>> begin
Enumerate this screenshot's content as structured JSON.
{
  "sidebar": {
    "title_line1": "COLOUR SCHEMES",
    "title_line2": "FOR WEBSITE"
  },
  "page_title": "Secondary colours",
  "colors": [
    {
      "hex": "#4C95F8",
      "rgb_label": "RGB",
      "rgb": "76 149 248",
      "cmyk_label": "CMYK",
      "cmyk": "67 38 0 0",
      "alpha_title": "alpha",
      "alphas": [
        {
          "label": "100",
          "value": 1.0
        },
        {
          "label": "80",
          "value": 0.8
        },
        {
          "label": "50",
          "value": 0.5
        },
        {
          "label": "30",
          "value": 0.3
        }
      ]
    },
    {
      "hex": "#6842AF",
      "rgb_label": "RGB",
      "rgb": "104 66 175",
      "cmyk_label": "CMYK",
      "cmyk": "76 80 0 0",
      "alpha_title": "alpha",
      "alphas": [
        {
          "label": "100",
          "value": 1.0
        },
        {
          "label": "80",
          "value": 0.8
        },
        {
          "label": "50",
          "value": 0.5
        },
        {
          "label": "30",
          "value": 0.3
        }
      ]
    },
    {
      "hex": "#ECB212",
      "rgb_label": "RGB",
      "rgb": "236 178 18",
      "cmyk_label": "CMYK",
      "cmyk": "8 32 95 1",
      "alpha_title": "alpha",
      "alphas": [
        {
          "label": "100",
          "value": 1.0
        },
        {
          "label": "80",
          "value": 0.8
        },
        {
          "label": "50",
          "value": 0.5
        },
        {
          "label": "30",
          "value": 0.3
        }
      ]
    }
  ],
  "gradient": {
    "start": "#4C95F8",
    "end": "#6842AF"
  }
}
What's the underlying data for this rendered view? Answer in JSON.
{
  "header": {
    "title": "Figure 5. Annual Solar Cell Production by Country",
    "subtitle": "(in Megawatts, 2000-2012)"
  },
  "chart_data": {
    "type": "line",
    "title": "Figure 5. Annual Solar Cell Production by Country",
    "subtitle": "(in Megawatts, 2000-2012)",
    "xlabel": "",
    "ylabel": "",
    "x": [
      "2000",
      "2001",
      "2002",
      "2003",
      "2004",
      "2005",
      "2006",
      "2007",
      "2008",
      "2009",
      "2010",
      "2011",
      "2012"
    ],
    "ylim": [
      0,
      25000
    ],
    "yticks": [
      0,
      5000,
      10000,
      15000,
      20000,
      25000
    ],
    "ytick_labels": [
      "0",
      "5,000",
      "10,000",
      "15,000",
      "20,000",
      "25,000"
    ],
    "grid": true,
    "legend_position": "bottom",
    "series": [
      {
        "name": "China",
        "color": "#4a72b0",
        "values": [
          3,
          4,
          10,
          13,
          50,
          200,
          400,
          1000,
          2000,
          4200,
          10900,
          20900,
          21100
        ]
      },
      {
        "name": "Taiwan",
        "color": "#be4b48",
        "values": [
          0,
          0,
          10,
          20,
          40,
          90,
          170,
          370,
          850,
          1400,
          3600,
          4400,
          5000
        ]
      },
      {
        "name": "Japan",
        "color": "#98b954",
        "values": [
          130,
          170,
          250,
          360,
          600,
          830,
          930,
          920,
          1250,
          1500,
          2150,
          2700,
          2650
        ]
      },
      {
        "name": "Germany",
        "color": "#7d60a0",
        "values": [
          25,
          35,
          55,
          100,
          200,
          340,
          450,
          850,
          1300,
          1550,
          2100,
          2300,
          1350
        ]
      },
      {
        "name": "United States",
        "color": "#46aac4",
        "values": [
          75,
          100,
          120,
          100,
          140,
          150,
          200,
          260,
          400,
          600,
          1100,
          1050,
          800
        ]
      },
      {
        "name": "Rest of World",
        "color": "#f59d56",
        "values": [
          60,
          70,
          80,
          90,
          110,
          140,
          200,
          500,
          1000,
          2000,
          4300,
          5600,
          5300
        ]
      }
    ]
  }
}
>> end
OBJECTIVE = Every record above should be copied exactly.

RESPONSE =
Enumerate this screenshot's content as structured JSON.
{
  "sidebar": {
    "title_line1": "COLOUR SCHEMES",
    "title_line2": "FOR WEBSITE"
  },
  "page_title": "Secondary colours",
  "colors": [
    {
      "hex": "#4C95F8",
      "rgb_label": "RGB",
      "rgb": "76 149 248",
      "cmyk_label": "CMYK",
      "cmyk": "67 38 0 0",
      "alpha_title": "alpha",
      "alphas": [
        {
          "label": "100",
          "value": 1.0
        },
        {
          "label": "80",
          "value": 0.8
        },
        {
          "label": "50",
          "value": 0.5
        },
        {
          "label": "30",
          "value": 0.3
        }
      ]
    },
    {
      "hex": "#6842AF",
      "rgb_label": "RGB",
      "rgb": "104 66 175",
      "cmyk_label": "CMYK",
      "cmyk": "76 80 0 0",
      "alpha_title": "alpha",
      "alphas": [
        {
          "label": "100",
          "value": 1.0
        },
        {
          "label": "80",
          "value": 0.8
        },
        {
          "label": "50",
          "value": 0.5
        },
        {
          "label": "30",
          "value": 0.3
        }
      ]
    },
    {
      "hex": "#ECB212",
      "rgb_label": "RGB",
      "rgb": "236 178 18",
      "cmyk_label": "CMYK",
      "cmyk": "8 32 95 1",
      "alpha_title": "alpha",
      "alphas": [
        {
          "label": "100",
          "value": 1.0
        },
        {
          "label": "80",
          "value": 0.8
        },
        {
          "label": "50",
          "value": 0.5
        },
        {
          "label": "30",
          "value": 0.3
        }
      ]
    }
  ],
  "gradient": {
    "start": "#4C95F8",
    "end": "#6842AF"
  }
}
What's the underlying data for this rendered view? Answer in JSON.
{
  "header": {
    "title": "Figure 5. Annual Solar Cell Production by Country",
    "subtitle": "(in Megawatts, 2000-2012)"
  },
  "chart_data": {
    "type": "line",
    "title": "Figure 5. Annual Solar Cell Production by Country",
    "subtitle": "(in Megawatts, 2000-2012)",
    "xlabel": "",
    "ylabel": "",
    "x": [
      "2000",
      "2001",
      "2002",
      "2003",
      "2004",
      "2005",
      "2006",
      "2007",
      "2008",
      "2009",
      "2010",
      "2011",
      "2012"
    ],
    "ylim": [
      0,
      25000
    ],
    "yticks": [
      0,
      5000,
      10000,
      15000,
      20000,
      25000
    ],
    "ytick_labels": [
      "0",
      "5,000",
      "10,000",
      "15,000",
      "20,000",
      "25,000"
    ],
    "grid": true,
    "legend_position": "bottom",
    "series": [
      {
        "name": "China",
        "color": "#4a72b0",
        "values": [
          3,
          4,
          10,
          13,
          50,
          200,
          400,
          1000,
          2000,
          4200,
          10900,
          20900,
          21100
        ]
      },
      {
        "name": "Taiwan",
        "color": "#be4b48",
        "values": [
          0,
          0,
          10,
          20,
          40,
          90,
          170,
          370,
          850,
          1400,
          3600,
          4400,
          5000
        ]
      },
      {
        "name": "Japan",
        "color": "#98b954",
        "values": [
          130,
          170,
          250,
          360,
          600,
          830,
          930,
          920,
          1250,
          1500,
          2150,
          2700,
          2650
        ]
      },
      {
        "name": "Germany",
        "color": "#7d60a0",
        "values": [
          25,
          35,
          55,
          100,
          200,
          340,
          450,
          850,
          1300,
          1550,
          2100,
          2300,
          1350
        ]
      },
      {
        "name": "United States",
        "color": "#46aac4",
        "values": [
          75,
          100,
          120,
          100,
          140,
          150,
          200,
          260,
          400,
          600,
          1100,
          1050,
          800
        ]
      },
      {
        "name": "Rest of World",
        "color": "#f59d56",
        "values": [
          60,
          70,
          80,
          90,
          110,
          140,
          200,
          500,
          1000,
          2000,
          4300,
          5600,
          5300
        ]
      }
    ]
  }
}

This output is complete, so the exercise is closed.